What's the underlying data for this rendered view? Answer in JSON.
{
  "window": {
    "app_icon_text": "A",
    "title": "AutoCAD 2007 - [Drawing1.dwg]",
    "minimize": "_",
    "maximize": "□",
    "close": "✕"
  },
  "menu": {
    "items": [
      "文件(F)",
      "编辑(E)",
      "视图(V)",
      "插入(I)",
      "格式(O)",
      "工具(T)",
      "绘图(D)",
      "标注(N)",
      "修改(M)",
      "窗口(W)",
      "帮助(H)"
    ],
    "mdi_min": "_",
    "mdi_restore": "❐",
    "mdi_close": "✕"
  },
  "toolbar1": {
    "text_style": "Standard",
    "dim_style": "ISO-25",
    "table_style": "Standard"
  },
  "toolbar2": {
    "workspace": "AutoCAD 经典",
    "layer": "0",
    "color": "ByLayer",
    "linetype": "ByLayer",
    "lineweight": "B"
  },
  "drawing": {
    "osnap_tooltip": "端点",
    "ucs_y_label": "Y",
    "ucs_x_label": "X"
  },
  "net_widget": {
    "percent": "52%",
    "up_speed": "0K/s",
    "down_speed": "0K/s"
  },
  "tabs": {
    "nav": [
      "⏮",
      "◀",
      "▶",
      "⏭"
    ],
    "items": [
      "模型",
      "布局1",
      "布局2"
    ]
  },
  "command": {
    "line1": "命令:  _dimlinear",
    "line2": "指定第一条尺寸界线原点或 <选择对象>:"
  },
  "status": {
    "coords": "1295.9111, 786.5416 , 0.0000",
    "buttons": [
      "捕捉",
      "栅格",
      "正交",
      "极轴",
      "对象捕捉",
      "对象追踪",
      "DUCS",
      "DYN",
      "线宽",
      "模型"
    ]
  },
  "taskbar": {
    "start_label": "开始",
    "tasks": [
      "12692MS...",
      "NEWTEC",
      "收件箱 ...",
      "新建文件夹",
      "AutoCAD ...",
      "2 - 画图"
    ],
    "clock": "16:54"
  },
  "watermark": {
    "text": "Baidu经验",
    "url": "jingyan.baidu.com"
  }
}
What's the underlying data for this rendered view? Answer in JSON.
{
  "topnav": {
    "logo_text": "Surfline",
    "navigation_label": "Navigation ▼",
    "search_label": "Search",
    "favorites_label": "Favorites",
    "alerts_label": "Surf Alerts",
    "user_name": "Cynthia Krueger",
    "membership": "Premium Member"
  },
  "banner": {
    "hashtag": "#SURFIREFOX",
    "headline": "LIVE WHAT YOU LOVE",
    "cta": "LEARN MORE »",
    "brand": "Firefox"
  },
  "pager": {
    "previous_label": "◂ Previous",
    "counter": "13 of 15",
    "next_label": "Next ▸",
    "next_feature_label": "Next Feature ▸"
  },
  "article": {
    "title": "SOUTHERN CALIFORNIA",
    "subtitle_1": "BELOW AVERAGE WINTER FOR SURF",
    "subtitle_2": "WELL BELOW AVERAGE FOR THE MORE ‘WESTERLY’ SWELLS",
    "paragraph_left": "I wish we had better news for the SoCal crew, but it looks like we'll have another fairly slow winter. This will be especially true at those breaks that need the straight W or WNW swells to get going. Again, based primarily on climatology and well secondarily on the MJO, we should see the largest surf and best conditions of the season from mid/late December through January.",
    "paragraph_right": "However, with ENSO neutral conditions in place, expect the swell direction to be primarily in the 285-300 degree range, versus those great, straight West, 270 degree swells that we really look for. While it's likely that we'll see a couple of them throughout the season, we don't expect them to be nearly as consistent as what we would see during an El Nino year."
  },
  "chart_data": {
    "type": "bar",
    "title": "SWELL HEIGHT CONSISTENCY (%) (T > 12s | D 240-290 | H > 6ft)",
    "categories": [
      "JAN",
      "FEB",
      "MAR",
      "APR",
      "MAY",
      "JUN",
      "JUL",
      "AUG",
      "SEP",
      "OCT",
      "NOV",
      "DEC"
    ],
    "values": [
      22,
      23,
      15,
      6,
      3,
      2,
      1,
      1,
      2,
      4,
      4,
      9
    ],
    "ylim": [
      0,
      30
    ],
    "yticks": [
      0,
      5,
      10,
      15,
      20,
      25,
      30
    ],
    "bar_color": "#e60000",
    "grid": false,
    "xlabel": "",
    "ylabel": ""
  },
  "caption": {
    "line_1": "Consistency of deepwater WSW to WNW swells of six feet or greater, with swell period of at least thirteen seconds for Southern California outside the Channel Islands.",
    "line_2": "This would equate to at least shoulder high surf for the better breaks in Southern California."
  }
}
========
* Stated goal *
Repeat the data in its entirety, character for character.

* The result *
What's the underlying data for this rendered view? Answer in JSON.
{
  "window": {
    "app_icon_text": "A",
    "title": "AutoCAD 2007 - [Drawing1.dwg]",
    "minimize": "_",
    "maximize": "□",
    "close": "✕"
  },
  "menu": {
    "items": [
      "文件(F)",
      "编辑(E)",
      "视图(V)",
      "插入(I)",
      "格式(O)",
      "工具(T)",
      "绘图(D)",
      "标注(N)",
      "修改(M)",
      "窗口(W)",
      "帮助(H)"
    ],
    "mdi_min": "_",
    "mdi_restore": "❐",
    "mdi_close": "✕"
  },
  "toolbar1": {
    "text_style": "Standard",
    "dim_style": "ISO-25",
    "table_style": "Standard"
  },
  "toolbar2": {
    "workspace": "AutoCAD 经典",
    "layer": "0",
    "color": "ByLayer",
    "linetype": "ByLayer",
    "lineweight": "B"
  },
  "drawing": {
    "osnap_tooltip": "端点",
    "ucs_y_label": "Y",
    "ucs_x_label": "X"
  },
  "net_widget": {
    "percent": "52%",
    "up_speed": "0K/s",
    "down_speed": "0K/s"
  },
  "tabs": {
    "nav": [
      "⏮",
      "◀",
      "▶",
      "⏭"
    ],
    "items": [
      "模型",
      "布局1",
      "布局2"
    ]
  },
  "command": {
    "line1": "命令:  _dimlinear",
    "line2": "指定第一条尺寸界线原点或 <选择对象>:"
  },
  "status": {
    "coords": "1295.9111, 786.5416 , 0.0000",
    "buttons": [
      "捕捉",
      "栅格",
      "正交",
      "极轴",
      "对象捕捉",
      "对象追踪",
      "DUCS",
      "DYN",
      "线宽",
      "模型"
    ]
  },
  "taskbar": {
    "start_label": "开始",
    "tasks": [
      "12692MS...",
      "NEWTEC",
      "收件箱 ...",
      "新建文件夹",
      "AutoCAD ...",
      "2 - 画图"
    ],
    "clock": "16:54"
  },
  "watermark": {
    "text": "Baidu经验",
    "url": "jingyan.baidu.com"
  }
}
What's the underlying data for this rendered view? Answer in JSON.
{
  "topnav": {
    "logo_text": "Surfline",
    "navigation_label": "Navigation ▼",
    "search_label": "Search",
    "favorites_label": "Favorites",
    "alerts_label": "Surf Alerts",
    "user_name": "Cynthia Krueger",
    "membership": "Premium Member"
  },
  "banner": {
    "hashtag": "#SURFIREFOX",
    "headline": "LIVE WHAT YOU LOVE",
    "cta": "LEARN MORE »",
    "brand": "Firefox"
  },
  "pager": {
    "previous_label": "◂ Previous",
    "counter": "13 of 15",
    "next_label": "Next ▸",
    "next_feature_label": "Next Feature ▸"
  },
  "article": {
    "title": "SOUTHERN CALIFORNIA",
    "subtitle_1": "BELOW AVERAGE WINTER FOR SURF",
    "subtitle_2": "WELL BELOW AVERAGE FOR THE MORE ‘WESTERLY’ SWELLS",
    "paragraph_left": "I wish we had better news for the SoCal crew, but it looks like we'll have another fairly slow winter. This will be especially true at those breaks that need the straight W or WNW swells to get going. Again, based primarily on climatology and well secondarily on the MJO, we should see the largest surf and best conditions of the season from mid/late December through January.",
    "paragraph_right": "However, with ENSO neutral conditions in place, expect the swell direction to be primarily in the 285-300 degree range, versus those great, straight West, 270 degree swells that we really look for. While it's likely that we'll see a couple of them throughout the season, we don't expect them to be nearly as consistent as what we would see during an El Nino year."
  },
  "chart_data": {
    "type": "bar",
    "title": "SWELL HEIGHT CONSISTENCY (%) (T > 12s | D 240-290 | H > 6ft)",
    "categories": [
      "JAN",
      "FEB",
      "MAR",
      "APR",
      "MAY",
      "JUN",
      "JUL",
      "AUG",
      "SEP",
      "OCT",
      "NOV",
      "DEC"
    ],
    "values": [
      22,
      23,
      15,
      6,
      3,
      2,
      1,
      1,
      2,
      4,
      4,
      9
    ],
    "ylim": [
      0,
      30
    ],
    "yticks": [
      0,
      5,
      10,
      15,
      20,
      25,
      30
    ],
    "bar_color": "#e60000",
    "grid": false,
    "xlabel": "",
    "ylabel": ""
  },
  "caption": {
    "line_1": "Consistency of deepwater WSW to WNW swells of six feet or greater, with swell period of at least thirteen seconds for Southern California outside the Channel Islands.",
    "line_2": "This would equate to at least shoulder high surf for the better breaks in Southern California."
  }
}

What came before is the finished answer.